GIVEN PROBLEM → Show all lines from the data that include the word "тройки".

INPUT MATERIAL →
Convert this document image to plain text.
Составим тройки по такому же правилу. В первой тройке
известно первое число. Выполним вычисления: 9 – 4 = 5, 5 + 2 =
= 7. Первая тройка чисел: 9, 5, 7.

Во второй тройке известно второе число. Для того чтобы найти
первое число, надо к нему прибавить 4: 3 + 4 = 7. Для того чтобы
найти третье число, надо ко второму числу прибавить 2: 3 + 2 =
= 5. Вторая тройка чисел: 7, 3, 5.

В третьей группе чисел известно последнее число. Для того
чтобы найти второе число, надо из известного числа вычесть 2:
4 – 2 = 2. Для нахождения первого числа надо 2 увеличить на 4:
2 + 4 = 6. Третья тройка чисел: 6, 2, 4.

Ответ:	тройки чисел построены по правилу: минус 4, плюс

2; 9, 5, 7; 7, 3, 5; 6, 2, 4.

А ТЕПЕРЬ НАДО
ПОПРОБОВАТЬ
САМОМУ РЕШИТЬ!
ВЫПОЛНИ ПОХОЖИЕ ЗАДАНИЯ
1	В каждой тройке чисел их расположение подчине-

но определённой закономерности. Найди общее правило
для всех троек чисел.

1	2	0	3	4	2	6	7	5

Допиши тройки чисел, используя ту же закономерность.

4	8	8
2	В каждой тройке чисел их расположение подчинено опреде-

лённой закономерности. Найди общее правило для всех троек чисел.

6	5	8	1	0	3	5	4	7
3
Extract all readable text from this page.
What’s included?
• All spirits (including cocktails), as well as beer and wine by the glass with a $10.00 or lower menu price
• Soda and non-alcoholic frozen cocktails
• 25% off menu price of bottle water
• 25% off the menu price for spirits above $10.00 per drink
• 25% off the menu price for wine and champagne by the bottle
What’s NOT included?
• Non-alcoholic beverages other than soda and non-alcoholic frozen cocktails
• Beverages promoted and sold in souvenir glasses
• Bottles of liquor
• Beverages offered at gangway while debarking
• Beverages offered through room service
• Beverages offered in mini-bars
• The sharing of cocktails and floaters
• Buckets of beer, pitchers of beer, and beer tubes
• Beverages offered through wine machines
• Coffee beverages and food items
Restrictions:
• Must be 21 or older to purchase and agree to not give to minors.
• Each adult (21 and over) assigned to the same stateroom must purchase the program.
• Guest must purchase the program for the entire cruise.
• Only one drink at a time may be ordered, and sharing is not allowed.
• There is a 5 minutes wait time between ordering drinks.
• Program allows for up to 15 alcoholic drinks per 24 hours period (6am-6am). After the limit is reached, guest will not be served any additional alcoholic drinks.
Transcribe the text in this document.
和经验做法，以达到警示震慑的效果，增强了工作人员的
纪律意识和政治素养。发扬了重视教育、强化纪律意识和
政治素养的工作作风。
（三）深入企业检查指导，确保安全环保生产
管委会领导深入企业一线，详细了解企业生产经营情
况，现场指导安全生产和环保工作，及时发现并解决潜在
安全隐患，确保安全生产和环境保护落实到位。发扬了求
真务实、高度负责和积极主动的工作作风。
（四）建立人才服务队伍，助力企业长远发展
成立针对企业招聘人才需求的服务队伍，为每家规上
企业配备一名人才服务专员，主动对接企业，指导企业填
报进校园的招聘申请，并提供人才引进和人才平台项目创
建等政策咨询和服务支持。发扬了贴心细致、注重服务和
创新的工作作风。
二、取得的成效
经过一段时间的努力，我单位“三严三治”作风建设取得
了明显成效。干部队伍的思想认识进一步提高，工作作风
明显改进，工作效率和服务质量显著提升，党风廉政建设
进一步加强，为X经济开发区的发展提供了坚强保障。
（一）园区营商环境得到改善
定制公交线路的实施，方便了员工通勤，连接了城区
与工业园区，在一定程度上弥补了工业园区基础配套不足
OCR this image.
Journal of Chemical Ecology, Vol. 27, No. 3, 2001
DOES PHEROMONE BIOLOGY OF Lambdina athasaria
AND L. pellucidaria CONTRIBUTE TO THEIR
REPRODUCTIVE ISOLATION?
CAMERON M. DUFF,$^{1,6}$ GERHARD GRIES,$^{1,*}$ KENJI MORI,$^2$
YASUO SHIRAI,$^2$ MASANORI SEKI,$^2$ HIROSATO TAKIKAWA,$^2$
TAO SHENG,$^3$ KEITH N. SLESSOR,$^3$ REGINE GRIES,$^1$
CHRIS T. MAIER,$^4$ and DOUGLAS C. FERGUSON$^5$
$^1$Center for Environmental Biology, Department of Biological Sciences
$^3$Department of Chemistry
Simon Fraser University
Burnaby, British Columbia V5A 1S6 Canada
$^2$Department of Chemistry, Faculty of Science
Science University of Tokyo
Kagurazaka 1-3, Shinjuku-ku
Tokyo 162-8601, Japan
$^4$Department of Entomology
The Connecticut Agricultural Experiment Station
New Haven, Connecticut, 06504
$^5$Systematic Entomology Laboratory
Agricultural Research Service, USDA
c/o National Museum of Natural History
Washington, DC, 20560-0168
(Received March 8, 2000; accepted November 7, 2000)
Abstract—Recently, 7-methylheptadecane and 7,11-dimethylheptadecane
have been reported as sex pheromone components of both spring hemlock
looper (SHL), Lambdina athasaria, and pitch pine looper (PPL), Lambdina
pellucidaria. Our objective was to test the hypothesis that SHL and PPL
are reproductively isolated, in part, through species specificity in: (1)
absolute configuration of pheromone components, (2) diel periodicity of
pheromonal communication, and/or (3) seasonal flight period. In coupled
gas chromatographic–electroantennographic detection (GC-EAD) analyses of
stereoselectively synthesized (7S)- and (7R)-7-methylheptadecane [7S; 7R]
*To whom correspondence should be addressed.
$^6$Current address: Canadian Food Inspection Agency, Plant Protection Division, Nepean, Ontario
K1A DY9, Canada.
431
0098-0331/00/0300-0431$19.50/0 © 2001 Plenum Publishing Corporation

WRITTEN SOLUTION →
Составим тройки по такому же правилу. В первой тройке
Ответ:	тройки чисел построены по правилу: минус 4, плюс
Допиши тройки чисел, используя ту же закономерность.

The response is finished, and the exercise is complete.